BRIEF >> Each line below should be quoted exactly, please.
::: RECORDS FOR THE TASK :::
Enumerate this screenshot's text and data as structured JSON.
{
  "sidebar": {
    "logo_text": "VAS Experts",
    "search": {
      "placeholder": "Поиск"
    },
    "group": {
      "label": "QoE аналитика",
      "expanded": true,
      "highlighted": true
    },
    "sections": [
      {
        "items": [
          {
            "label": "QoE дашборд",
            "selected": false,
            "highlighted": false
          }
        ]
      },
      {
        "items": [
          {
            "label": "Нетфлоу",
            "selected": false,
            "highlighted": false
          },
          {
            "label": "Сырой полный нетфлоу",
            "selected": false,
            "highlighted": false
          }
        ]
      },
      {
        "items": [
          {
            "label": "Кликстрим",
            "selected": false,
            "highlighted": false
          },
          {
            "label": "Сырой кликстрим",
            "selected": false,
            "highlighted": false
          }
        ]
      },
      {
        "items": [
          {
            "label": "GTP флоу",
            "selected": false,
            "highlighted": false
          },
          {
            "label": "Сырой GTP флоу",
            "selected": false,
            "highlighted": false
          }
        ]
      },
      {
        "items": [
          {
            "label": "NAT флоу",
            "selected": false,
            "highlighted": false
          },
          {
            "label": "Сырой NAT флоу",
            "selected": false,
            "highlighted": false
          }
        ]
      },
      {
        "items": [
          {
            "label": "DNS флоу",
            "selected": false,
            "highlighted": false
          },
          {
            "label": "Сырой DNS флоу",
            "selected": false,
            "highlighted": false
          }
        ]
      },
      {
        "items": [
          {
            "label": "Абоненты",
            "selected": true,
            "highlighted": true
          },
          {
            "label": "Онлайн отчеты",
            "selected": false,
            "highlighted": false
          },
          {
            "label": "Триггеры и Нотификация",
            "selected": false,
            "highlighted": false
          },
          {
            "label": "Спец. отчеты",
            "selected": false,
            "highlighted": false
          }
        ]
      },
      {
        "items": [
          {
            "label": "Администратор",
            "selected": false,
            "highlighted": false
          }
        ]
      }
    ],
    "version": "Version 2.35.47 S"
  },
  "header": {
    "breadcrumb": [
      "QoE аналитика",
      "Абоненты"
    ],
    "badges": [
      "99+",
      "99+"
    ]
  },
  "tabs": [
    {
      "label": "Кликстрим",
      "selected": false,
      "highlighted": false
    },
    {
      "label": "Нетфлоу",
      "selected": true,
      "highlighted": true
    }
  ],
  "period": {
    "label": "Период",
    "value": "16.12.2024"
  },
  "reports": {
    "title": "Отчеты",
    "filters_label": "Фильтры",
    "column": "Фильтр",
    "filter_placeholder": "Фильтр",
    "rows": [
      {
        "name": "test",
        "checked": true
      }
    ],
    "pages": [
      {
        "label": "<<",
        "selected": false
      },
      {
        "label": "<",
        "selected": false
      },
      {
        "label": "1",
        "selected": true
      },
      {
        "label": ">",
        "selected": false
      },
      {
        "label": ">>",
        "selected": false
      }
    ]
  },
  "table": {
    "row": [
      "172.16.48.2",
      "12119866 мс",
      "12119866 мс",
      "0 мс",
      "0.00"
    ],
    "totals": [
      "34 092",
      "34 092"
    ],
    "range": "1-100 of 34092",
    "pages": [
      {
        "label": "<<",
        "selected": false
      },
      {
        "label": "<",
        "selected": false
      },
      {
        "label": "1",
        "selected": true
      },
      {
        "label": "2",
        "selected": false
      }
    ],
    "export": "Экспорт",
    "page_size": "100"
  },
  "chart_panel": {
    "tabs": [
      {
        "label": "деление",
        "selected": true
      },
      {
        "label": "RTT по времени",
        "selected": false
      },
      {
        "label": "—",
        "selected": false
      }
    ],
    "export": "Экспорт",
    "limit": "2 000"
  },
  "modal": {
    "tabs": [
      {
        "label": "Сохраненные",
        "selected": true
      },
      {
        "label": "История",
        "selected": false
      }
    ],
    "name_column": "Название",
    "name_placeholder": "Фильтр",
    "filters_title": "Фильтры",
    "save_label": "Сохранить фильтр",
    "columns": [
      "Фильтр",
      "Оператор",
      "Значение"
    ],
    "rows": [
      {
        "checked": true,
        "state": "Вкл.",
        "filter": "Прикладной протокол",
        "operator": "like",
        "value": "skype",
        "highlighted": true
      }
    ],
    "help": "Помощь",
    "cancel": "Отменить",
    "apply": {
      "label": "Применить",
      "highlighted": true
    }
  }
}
:::
ANSWER TO THE TASK >>
Enumerate this screenshot's text and data as structured JSON.
{
  "sidebar": {
    "logo_text": "VAS Experts",
    "search": {
      "placeholder": "Поиск"
    },
    "group": {
      "label": "QoE аналитика",
      "expanded": true,
      "highlighted": true
    },
    "sections": [
      {
        "items": [
          {
            "label": "QoE дашборд",
            "selected": false,
            "highlighted": false
          }
        ]
      },
      {
        "items": [
          {
            "label": "Нетфлоу",
            "selected": false,
            "highlighted": false
          },
          {
            "label": "Сырой полный нетфлоу",
            "selected": false,
            "highlighted": false
          }
        ]
      },
      {
        "items": [
          {
            "label": "Кликстрим",
            "selected": false,
            "highlighted": false
          },
          {
            "label": "Сырой кликстрим",
            "selected": false,
            "highlighted": false
          }
        ]
      },
      {
        "items": [
          {
            "label": "GTP флоу",
            "selected": false,
            "highlighted": false
          },
          {
            "label": "Сырой GTP флоу",
            "selected": false,
            "highlighted": false
          }
        ]
      },
      {
        "items": [
          {
            "label": "NAT флоу",
            "selected": false,
            "highlighted": false
          },
          {
            "label": "Сырой NAT флоу",
            "selected": false,
            "highlighted": false
          }
        ]
      },
      {
        "items": [
          {
            "label": "DNS флоу",
            "selected": false,
            "highlighted": false
          },
          {
            "label": "Сырой DNS флоу",
            "selected": false,
            "highlighted": false
          }
        ]
      },
      {
        "items": [
          {
            "label": "Абоненты",
            "selected": true,
            "highlighted": true
          },
          {
            "label": "Онлайн отчеты",
            "selected": false,
            "highlighted": false
          },
          {
            "label": "Триггеры и Нотификация",
            "selected": false,
            "highlighted": false
          },
          {
            "label": "Спец. отчеты",
            "selected": false,
            "highlighted": false
          }
        ]
      },
      {
        "items": [
          {
            "label": "Администратор",
            "selected": false,
            "highlighted": false
          }
        ]
      }
    ],
    "version": "Version 2.35.47 S"
  },
  "header": {
    "breadcrumb": [
      "QoE аналитика",
      "Абоненты"
    ],
    "badges": [
      "99+",
      "99+"
    ]
  },
  "tabs": [
    {
      "label": "Кликстрим",
      "selected": false,
      "highlighted": false
    },
    {
      "label": "Нетфлоу",
      "selected": true,
      "highlighted": true
    }
  ],
  "period": {
    "label": "Период",
    "value": "16.12.2024"
  },
  "reports": {
    "title": "Отчеты",
    "filters_label": "Фильтры",
    "column": "Фильтр",
    "filter_placeholder": "Фильтр",
    "rows": [
      {
        "name": "test",
        "checked": true
      }
    ],
    "pages": [
      {
        "label": "<<",
        "selected": false
      },
      {
        "label": "<",
        "selected": false
      },
      {
        "label": "1",
        "selected": true
      },
      {
        "label": ">",
        "selected": false
      },
      {
        "label": ">>",
        "selected": false
      }
    ]
  },
  "table": {
    "row": [
      "172.16.48.2",
      "12119866 мс",
      "12119866 мс",
      "0 мс",
      "0.00"
    ],
    "totals": [
      "34 092",
      "34 092"
    ],
    "range": "1-100 of 34092",
    "pages": [
      {
        "label": "<<",
        "selected": false
      },
      {
        "label": "<",
        "selected": false
      },
      {
        "label": "1",
        "selected": true
      },
      {
        "label": "2",
        "selected": false
      }
    ],
    "export": "Экспорт",
    "page_size": "100"
  },
  "chart_panel": {
    "tabs": [
      {
        "label": "деление",
        "selected": true
      },
      {
        "label": "RTT по времени",
        "selected": false
      },
      {
        "label": "—",
        "selected": false
      }
    ],
    "export": "Экспорт",
    "limit": "2 000"
  },
  "modal": {
    "tabs": [
      {
        "label": "Сохраненные",
        "selected": true
      },
      {
        "label": "История",
        "selected": false
      }
    ],
    "name_column": "Название",
    "name_placeholder": "Фильтр",
    "filters_title": "Фильтры",
    "save_label": "Сохранить фильтр",
    "columns": [
      "Фильтр",
      "Оператор",
      "Значение"
    ],
    "rows": [
      {
        "checked": true,
        "state": "Вкл.",
        "filter": "Прикладной протокол",
        "operator": "like",
        "value": "skype",
        "highlighted": true
      }
    ],
    "help": "Помощь",
    "cancel": "Отменить",
    "apply": {
      "label": "Применить",
      "highlighted": true
    }
  }
}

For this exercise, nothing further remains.